Records contained in a dataset

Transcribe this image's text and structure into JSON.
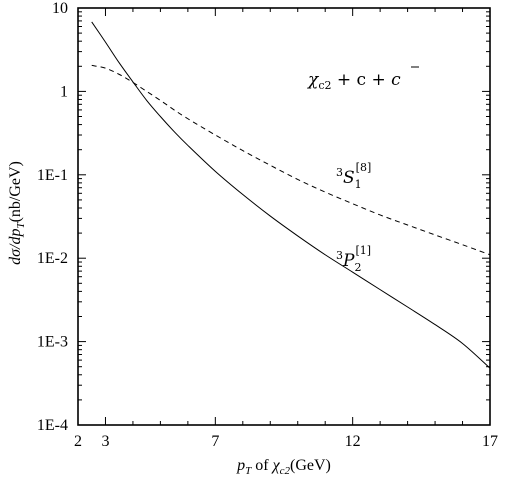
{
  "chart_data": {
    "type": "line",
    "xlabel": {
      "pre": "p",
      "pre_sub": "T",
      "mid": " of ",
      "chi": "χ",
      "chi_sub": "c2",
      "post": "(GeV)"
    },
    "ylabel": {
      "pre": "dσ/dp",
      "pre_sub": "T",
      "post": "(nb/GeV)"
    },
    "xlim": [
      2,
      17
    ],
    "ylim": [
      0.0001,
      10
    ],
    "y_scale": "log",
    "grid": false,
    "x_ticks": [
      {
        "value": 2,
        "label": "2"
      },
      {
        "value": 3,
        "label": "3"
      },
      {
        "value": 7,
        "label": "7"
      },
      {
        "value": 12,
        "label": "12"
      },
      {
        "value": 17,
        "label": "17"
      }
    ],
    "y_ticks": [
      {
        "value": 10,
        "label": "10"
      },
      {
        "value": 1,
        "label": "1"
      },
      {
        "value": 0.1,
        "label": "1E-1"
      },
      {
        "value": 0.01,
        "label": "1E-2"
      },
      {
        "value": 0.001,
        "label": "1E-3"
      },
      {
        "value": 0.0001,
        "label": "1E-4"
      }
    ],
    "process_label": {
      "chi": "χ",
      "chi_sub": "c2",
      "rest": " + c + ",
      "cbar": "c"
    },
    "series": [
      {
        "label": {
          "pre_sup": "3",
          "main": "P",
          "sub": "2",
          "sup": "[1]"
        },
        "style": "solid",
        "x": [
          2.5,
          3,
          3.5,
          4,
          4.5,
          5,
          5.5,
          6,
          7,
          8,
          9,
          10,
          11,
          12,
          13,
          14,
          15,
          16,
          17
        ],
        "y": [
          6.8,
          3.9,
          2.2,
          1.3,
          0.78,
          0.5,
          0.33,
          0.225,
          0.11,
          0.058,
          0.032,
          0.0185,
          0.011,
          0.0068,
          0.0042,
          0.0026,
          0.0016,
          0.00095,
          0.00048
        ]
      },
      {
        "label": {
          "pre_sup": "3",
          "main": "S",
          "sub": "1",
          "sup": "[8]"
        },
        "style": "dashed",
        "x": [
          2.5,
          3,
          3.5,
          4,
          4.5,
          5,
          5.5,
          6,
          7,
          8,
          9,
          10,
          11,
          12,
          13,
          14,
          15,
          16,
          17
        ],
        "y": [
          2.05,
          1.9,
          1.6,
          1.28,
          1.0,
          0.78,
          0.6,
          0.47,
          0.3,
          0.195,
          0.13,
          0.088,
          0.062,
          0.045,
          0.033,
          0.025,
          0.019,
          0.0145,
          0.011
        ]
      }
    ]
  }
}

PROBLEM STATEMENT: Repeat the records above exactly, leaving out the pictures.

SOLVED EXERCISE:
Transcribe this image's text and structure into JSON.
{
  "chart_data": {
    "type": "line",
    "xlabel": {
      "pre": "p",
      "pre_sub": "T",
      "mid": " of ",
      "chi": "χ",
      "chi_sub": "c2",
      "post": "(GeV)"
    },
    "ylabel": {
      "pre": "dσ/dp",
      "pre_sub": "T",
      "post": "(nb/GeV)"
    },
    "xlim": [
      2,
      17
    ],
    "ylim": [
      0.0001,
      10
    ],
    "y_scale": "log",
    "grid": false,
    "x_ticks": [
      {
        "value": 2,
        "label": "2"
      },
      {
        "value": 3,
        "label": "3"
      },
      {
        "value": 7,
        "label": "7"
      },
      {
        "value": 12,
        "label": "12"
      },
      {
        "value": 17,
        "label": "17"
      }
    ],
    "y_ticks": [
      {
        "value": 10,
        "label": "10"
      },
      {
        "value": 1,
        "label": "1"
      },
      {
        "value": 0.1,
        "label": "1E-1"
      },
      {
        "value": 0.01,
        "label": "1E-2"
      },
      {
        "value": 0.001,
        "label": "1E-3"
      },
      {
        "value": 0.0001,
        "label": "1E-4"
      }
    ],
    "process_label": {
      "chi": "χ",
      "chi_sub": "c2",
      "rest": " + c + ",
      "cbar": "c"
    },
    "series": [
      {
        "label": {
          "pre_sup": "3",
          "main": "P",
          "sub": "2",
          "sup": "[1]"
        },
        "style": "solid",
        "x": [
          2.5,
          3,
          3.5,
          4,
          4.5,
          5,
          5.5,
          6,
          7,
          8,
          9,
          10,
          11,
          12,
          13,
          14,
          15,
          16,
          17
        ],
        "y": [
          6.8,
          3.9,
          2.2,
          1.3,
          0.78,
          0.5,
          0.33,
          0.225,
          0.11,
          0.058,
          0.032,
          0.0185,
          0.011,
          0.0068,
          0.0042,
          0.0026,
          0.0016,
          0.00095,
          0.00048
        ]
      },
      {
        "label": {
          "pre_sup": "3",
          "main": "S",
          "sub": "1",
          "sup": "[8]"
        },
        "style": "dashed",
        "x": [
          2.5,
          3,
          3.5,
          4,
          4.5,
          5,
          5.5,
          6,
          7,
          8,
          9,
          10,
          11,
          12,
          13,
          14,
          15,
          16,
          17
        ],
        "y": [
          2.05,
          1.9,
          1.6,
          1.28,
          1.0,
          0.78,
          0.6,
          0.47,
          0.3,
          0.195,
          0.13,
          0.088,
          0.062,
          0.045,
          0.033,
          0.025,
          0.019,
          0.0145,
          0.011
        ]
      }
    ]
  }
}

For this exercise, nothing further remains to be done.